(A run of records)
* * * * *

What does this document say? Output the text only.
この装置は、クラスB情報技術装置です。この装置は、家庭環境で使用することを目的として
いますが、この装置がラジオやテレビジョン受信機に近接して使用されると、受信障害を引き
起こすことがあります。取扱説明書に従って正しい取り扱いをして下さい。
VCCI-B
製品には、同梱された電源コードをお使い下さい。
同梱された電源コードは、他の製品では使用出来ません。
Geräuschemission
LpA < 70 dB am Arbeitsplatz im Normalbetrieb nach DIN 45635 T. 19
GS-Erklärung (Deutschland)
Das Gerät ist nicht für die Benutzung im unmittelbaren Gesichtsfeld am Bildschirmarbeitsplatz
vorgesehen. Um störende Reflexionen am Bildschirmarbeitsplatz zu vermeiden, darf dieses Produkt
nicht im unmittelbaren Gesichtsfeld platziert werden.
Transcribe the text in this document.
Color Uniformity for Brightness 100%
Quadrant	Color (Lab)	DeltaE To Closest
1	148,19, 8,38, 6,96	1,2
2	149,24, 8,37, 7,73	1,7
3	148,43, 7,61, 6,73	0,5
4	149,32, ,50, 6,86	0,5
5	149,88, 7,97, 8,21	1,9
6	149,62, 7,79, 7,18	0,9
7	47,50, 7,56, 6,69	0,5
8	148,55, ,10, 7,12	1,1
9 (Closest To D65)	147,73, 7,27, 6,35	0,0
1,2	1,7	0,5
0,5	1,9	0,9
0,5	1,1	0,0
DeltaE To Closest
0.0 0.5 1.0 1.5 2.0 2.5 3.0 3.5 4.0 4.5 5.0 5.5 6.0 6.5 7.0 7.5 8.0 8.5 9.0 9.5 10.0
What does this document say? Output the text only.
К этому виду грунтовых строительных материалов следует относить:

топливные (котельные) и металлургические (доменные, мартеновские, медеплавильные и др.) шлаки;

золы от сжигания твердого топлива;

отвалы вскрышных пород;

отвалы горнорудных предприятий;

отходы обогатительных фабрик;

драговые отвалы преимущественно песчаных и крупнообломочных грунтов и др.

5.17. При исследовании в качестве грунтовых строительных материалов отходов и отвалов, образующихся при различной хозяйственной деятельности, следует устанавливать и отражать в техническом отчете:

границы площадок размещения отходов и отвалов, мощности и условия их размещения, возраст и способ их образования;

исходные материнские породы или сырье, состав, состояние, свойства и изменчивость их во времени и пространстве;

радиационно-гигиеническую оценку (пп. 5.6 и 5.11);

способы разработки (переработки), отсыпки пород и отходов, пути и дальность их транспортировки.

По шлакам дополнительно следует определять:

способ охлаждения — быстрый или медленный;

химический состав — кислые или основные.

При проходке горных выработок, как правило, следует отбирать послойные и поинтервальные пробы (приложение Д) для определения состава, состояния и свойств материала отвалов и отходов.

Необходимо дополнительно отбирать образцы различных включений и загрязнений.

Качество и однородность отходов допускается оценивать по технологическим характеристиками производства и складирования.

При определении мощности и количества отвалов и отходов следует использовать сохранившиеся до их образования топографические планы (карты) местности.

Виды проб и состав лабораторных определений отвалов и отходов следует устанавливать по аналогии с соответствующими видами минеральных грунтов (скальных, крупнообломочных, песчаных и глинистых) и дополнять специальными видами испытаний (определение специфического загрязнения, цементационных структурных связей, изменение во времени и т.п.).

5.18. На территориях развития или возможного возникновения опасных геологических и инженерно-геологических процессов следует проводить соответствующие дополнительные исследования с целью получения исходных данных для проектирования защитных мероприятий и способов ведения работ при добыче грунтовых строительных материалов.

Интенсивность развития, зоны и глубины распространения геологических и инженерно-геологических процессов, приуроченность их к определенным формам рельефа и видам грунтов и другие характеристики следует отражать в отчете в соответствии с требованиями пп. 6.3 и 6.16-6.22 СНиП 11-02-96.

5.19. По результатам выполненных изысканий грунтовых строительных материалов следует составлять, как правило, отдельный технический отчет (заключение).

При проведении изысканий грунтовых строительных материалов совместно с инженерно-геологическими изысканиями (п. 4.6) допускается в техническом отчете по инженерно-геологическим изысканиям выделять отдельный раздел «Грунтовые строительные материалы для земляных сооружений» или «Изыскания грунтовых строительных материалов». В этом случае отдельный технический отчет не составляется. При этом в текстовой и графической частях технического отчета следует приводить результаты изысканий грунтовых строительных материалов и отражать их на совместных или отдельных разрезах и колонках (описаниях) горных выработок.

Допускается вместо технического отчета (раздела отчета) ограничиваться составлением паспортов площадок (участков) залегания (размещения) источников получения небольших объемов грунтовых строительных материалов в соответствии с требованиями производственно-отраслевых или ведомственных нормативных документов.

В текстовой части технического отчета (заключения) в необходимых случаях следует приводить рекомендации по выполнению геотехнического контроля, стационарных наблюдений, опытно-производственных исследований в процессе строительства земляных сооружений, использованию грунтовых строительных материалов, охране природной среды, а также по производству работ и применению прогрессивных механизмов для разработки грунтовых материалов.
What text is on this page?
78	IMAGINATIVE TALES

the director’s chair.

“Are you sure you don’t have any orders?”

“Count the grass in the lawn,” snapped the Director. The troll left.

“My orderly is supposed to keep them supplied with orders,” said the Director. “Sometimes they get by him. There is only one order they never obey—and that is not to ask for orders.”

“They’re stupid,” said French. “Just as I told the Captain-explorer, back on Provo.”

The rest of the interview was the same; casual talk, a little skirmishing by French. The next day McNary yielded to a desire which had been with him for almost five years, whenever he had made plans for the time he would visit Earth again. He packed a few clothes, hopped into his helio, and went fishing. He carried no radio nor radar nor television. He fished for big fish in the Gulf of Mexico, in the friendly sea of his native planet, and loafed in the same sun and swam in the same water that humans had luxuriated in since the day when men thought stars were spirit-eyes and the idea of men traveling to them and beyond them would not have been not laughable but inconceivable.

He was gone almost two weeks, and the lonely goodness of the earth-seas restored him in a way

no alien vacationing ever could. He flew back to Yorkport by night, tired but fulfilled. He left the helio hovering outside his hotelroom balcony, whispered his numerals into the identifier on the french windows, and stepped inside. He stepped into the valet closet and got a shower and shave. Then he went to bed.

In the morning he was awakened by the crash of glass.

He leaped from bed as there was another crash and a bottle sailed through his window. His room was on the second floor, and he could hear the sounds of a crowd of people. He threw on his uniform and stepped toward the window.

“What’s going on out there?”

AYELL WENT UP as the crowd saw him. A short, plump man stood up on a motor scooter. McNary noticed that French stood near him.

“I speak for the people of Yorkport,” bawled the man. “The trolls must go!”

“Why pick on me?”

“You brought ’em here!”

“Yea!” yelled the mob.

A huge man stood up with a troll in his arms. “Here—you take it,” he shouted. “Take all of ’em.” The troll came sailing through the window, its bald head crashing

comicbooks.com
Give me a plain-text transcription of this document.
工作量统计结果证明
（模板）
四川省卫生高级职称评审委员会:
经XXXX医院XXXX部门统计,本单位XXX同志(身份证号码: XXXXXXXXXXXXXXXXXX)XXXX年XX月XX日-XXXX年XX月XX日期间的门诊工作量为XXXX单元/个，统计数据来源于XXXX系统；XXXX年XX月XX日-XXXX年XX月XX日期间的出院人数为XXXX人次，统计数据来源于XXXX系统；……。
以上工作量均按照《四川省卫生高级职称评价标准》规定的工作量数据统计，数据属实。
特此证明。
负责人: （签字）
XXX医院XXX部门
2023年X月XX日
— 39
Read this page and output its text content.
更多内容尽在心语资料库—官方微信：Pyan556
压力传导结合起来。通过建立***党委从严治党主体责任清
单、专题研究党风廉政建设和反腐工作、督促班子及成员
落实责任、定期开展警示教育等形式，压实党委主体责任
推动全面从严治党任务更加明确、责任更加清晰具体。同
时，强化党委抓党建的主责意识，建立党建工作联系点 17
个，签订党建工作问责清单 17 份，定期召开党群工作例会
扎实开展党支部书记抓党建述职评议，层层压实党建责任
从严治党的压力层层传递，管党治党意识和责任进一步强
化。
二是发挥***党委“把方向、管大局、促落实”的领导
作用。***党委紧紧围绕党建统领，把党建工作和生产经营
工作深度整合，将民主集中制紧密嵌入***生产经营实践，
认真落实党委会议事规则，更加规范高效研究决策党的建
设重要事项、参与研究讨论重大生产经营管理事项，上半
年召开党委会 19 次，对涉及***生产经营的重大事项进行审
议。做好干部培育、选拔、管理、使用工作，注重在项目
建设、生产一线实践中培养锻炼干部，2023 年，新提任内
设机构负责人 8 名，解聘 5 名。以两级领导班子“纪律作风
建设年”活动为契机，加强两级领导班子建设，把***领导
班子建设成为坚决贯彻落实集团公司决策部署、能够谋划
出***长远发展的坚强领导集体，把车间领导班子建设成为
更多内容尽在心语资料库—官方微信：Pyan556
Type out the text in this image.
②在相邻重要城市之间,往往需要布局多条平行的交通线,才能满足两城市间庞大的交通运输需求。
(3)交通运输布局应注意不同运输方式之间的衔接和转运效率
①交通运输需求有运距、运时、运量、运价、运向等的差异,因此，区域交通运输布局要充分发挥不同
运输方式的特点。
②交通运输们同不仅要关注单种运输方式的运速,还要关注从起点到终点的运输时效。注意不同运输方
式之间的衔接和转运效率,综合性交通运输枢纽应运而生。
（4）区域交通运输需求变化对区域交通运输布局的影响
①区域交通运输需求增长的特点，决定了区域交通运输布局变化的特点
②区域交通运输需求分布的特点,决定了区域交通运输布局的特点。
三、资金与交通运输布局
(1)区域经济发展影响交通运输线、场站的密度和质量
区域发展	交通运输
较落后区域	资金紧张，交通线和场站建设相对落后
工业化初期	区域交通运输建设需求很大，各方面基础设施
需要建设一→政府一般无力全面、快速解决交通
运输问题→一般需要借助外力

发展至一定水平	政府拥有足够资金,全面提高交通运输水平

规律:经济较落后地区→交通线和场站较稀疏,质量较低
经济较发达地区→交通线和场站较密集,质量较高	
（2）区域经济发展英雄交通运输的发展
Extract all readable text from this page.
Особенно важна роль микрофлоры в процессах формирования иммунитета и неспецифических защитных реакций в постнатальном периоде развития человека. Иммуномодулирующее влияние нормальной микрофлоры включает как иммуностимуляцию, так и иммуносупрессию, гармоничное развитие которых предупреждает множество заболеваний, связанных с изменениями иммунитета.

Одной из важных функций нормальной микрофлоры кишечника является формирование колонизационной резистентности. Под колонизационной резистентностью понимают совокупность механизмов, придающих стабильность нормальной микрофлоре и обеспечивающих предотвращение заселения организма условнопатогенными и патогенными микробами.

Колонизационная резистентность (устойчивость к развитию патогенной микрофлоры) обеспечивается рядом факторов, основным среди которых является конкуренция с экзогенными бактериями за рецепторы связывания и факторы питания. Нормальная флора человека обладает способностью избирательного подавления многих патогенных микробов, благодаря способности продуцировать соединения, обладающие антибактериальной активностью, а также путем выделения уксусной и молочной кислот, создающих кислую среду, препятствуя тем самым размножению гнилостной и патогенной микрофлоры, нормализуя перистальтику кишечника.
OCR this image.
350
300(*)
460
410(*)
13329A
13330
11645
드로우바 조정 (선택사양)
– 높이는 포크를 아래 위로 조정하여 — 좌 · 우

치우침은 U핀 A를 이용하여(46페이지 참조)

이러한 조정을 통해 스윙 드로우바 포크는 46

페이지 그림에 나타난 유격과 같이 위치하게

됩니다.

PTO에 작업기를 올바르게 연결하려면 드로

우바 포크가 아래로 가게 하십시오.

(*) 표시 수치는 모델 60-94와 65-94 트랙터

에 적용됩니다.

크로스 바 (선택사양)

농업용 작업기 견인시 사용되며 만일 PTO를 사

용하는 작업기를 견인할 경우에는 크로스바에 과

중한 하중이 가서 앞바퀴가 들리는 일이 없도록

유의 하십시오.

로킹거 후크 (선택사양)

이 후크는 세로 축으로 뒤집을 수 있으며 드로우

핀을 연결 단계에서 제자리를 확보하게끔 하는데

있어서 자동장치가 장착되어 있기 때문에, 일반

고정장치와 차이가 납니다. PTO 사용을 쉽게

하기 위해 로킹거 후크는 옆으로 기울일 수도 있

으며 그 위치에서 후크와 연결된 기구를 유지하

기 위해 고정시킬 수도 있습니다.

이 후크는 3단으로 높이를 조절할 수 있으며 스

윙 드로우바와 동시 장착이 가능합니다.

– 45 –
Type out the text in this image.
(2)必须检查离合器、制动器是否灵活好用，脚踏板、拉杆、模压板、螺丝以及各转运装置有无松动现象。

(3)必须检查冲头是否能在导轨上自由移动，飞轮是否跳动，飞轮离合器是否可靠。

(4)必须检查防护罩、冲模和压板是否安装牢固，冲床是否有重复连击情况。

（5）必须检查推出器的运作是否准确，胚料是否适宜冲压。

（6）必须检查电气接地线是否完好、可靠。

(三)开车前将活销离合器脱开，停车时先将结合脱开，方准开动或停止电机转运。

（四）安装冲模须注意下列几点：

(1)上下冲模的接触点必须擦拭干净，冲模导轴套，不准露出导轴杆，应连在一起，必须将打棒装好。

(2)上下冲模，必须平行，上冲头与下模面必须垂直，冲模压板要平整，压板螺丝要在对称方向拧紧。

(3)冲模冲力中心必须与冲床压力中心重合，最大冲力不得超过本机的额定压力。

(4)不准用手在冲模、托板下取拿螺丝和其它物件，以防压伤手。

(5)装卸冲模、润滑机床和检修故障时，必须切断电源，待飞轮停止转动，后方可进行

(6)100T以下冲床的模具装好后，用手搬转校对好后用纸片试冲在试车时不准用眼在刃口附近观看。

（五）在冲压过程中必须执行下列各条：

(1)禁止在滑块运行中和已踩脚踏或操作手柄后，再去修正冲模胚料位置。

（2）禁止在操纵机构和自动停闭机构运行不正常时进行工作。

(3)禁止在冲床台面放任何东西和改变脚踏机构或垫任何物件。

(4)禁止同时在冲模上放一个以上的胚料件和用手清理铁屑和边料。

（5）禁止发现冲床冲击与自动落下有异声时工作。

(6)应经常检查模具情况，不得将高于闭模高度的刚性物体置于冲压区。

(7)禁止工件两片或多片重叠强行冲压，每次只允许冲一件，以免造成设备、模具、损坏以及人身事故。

* * * * *

SHORT PROBLEM:
Determine how many lines in the listing above hold the string "What", then write only the number.

SOLUTION:
4